--- start Listed entries ---
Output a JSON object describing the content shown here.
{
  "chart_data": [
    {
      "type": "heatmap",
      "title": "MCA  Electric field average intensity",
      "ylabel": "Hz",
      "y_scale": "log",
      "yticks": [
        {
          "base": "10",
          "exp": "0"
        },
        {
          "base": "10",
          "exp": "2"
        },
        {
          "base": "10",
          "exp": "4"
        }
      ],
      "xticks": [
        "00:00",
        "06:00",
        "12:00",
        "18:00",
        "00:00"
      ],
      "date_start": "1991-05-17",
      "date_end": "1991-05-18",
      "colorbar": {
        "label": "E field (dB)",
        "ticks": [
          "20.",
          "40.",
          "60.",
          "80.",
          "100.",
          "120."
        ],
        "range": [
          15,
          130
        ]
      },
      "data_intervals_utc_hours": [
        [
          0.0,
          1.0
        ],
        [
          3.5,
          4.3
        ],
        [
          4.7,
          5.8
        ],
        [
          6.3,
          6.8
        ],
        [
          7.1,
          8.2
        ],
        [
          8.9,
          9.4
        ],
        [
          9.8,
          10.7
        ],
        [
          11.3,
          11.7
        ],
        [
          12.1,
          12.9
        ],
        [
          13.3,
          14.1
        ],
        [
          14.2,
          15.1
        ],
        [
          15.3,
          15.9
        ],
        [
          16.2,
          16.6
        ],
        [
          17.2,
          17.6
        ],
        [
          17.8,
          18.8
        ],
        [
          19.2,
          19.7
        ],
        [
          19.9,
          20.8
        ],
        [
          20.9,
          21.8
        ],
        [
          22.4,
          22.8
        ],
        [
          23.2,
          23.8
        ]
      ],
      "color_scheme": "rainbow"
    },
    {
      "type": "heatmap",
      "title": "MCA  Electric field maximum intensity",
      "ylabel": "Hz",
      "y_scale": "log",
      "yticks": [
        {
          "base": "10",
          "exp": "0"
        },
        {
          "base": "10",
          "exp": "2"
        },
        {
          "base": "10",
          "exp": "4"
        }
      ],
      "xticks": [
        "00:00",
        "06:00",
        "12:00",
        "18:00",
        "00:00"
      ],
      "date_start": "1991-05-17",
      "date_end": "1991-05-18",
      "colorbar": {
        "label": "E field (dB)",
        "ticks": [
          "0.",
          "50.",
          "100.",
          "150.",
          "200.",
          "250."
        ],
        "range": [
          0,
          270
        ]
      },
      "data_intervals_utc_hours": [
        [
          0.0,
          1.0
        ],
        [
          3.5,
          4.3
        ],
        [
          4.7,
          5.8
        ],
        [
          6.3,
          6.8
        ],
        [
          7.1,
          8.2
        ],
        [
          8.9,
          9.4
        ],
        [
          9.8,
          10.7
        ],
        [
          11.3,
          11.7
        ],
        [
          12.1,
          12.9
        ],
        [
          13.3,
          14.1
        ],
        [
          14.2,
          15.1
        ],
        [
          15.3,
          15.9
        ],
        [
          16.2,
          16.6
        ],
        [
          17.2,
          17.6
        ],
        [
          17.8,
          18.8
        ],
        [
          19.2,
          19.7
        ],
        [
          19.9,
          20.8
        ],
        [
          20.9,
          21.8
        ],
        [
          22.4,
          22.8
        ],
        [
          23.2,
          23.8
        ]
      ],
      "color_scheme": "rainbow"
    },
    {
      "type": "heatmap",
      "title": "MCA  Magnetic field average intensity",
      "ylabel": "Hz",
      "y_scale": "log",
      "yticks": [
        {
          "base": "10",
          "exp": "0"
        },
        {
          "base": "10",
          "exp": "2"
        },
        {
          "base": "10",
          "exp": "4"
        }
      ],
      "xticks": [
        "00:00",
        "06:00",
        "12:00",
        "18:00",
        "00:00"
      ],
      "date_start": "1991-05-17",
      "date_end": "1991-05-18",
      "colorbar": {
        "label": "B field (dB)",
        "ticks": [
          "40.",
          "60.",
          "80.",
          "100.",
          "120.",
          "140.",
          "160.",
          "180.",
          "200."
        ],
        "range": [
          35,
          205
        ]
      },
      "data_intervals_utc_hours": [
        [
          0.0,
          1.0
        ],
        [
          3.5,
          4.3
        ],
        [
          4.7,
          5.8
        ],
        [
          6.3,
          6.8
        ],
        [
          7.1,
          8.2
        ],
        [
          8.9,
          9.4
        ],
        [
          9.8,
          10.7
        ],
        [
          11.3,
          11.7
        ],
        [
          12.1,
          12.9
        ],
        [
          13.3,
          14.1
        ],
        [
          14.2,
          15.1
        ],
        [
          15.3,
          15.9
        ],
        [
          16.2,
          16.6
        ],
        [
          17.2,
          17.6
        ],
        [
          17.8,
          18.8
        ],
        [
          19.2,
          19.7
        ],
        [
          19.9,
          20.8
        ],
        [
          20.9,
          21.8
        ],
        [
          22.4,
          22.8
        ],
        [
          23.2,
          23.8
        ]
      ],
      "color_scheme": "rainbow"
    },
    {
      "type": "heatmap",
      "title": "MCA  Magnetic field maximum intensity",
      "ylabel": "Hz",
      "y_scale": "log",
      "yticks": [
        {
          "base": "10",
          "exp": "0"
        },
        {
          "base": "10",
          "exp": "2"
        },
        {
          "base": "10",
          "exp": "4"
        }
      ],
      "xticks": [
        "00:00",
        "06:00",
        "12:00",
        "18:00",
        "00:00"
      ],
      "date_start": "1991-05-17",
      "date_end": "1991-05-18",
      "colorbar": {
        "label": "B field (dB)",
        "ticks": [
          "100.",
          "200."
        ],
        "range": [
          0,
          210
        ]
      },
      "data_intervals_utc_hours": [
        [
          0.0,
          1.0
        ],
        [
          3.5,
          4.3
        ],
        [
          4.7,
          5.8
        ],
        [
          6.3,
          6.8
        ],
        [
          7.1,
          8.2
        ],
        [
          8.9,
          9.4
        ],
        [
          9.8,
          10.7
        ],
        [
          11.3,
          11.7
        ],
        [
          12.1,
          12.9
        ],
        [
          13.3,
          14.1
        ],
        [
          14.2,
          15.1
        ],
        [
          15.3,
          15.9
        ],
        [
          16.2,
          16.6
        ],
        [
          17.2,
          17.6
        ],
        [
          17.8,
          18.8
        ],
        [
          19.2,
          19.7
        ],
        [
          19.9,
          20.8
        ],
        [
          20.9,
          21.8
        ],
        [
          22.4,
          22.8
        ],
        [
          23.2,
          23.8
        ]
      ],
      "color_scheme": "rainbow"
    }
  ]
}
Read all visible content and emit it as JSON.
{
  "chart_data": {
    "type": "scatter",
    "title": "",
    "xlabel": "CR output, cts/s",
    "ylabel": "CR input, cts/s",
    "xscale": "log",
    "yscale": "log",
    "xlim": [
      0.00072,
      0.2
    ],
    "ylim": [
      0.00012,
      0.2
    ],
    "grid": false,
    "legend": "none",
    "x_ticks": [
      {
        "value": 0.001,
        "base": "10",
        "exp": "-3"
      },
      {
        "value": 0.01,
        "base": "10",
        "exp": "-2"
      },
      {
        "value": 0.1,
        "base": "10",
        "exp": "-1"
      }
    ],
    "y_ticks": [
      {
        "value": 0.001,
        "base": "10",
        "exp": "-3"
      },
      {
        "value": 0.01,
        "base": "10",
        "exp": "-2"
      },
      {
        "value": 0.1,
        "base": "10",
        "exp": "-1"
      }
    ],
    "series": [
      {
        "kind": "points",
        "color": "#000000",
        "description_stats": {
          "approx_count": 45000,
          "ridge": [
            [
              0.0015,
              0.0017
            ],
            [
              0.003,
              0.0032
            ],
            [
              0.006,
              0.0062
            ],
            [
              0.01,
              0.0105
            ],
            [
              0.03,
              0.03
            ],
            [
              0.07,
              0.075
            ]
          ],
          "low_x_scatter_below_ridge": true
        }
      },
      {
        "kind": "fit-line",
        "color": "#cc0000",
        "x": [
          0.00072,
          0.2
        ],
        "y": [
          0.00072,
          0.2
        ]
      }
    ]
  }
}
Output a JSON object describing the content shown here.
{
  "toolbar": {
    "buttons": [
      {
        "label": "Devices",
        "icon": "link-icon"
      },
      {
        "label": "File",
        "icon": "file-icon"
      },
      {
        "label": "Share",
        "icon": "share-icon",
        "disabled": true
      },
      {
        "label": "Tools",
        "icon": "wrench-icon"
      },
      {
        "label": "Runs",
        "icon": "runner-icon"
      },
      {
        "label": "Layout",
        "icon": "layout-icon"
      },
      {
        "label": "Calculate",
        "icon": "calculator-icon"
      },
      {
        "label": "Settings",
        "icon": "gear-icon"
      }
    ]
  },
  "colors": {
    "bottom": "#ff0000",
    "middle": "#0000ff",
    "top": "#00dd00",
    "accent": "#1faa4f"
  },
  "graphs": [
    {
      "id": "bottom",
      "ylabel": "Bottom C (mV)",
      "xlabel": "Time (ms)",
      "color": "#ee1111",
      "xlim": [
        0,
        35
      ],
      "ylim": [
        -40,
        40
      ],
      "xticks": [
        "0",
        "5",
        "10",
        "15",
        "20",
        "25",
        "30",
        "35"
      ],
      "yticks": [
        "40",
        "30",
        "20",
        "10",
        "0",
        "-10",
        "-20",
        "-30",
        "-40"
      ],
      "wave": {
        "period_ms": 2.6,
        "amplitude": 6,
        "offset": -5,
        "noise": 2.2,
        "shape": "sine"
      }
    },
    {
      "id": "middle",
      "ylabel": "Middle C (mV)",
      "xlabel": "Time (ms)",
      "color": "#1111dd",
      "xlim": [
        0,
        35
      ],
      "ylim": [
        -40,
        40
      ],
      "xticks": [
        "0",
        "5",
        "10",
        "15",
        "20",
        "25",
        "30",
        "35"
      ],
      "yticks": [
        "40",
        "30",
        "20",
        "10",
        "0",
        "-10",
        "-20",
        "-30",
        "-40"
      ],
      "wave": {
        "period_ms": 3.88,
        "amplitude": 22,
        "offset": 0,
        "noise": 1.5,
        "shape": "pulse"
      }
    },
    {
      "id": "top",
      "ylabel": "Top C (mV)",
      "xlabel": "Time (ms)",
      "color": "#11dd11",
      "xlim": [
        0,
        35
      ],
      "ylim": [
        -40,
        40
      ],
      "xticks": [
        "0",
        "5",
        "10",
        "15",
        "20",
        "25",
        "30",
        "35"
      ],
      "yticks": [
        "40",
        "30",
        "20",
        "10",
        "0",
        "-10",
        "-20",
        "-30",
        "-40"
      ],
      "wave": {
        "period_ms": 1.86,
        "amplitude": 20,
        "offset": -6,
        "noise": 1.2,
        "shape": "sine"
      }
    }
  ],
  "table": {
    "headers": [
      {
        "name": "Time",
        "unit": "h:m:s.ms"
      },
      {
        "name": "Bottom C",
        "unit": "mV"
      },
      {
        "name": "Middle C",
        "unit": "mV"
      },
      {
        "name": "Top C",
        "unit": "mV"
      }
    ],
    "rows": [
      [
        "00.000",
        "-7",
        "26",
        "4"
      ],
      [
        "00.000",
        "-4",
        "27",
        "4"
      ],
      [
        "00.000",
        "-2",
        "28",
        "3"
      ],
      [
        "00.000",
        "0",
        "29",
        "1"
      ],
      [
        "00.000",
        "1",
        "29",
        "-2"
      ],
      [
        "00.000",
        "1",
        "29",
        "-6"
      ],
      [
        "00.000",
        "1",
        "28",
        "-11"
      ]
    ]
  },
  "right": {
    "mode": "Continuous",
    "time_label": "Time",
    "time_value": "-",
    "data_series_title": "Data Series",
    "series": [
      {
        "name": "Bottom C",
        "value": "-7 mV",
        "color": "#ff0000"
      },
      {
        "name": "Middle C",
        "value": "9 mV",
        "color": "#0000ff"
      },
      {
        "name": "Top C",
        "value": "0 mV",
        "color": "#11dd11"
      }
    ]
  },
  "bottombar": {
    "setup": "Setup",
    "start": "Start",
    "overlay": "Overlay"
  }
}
--- end Listed entries ---
> Task requirements
Collect the complete line wherever the string "true" appears in the records.

> Final result
          "low_x_scatter_below_ridge": true
        "disabled": true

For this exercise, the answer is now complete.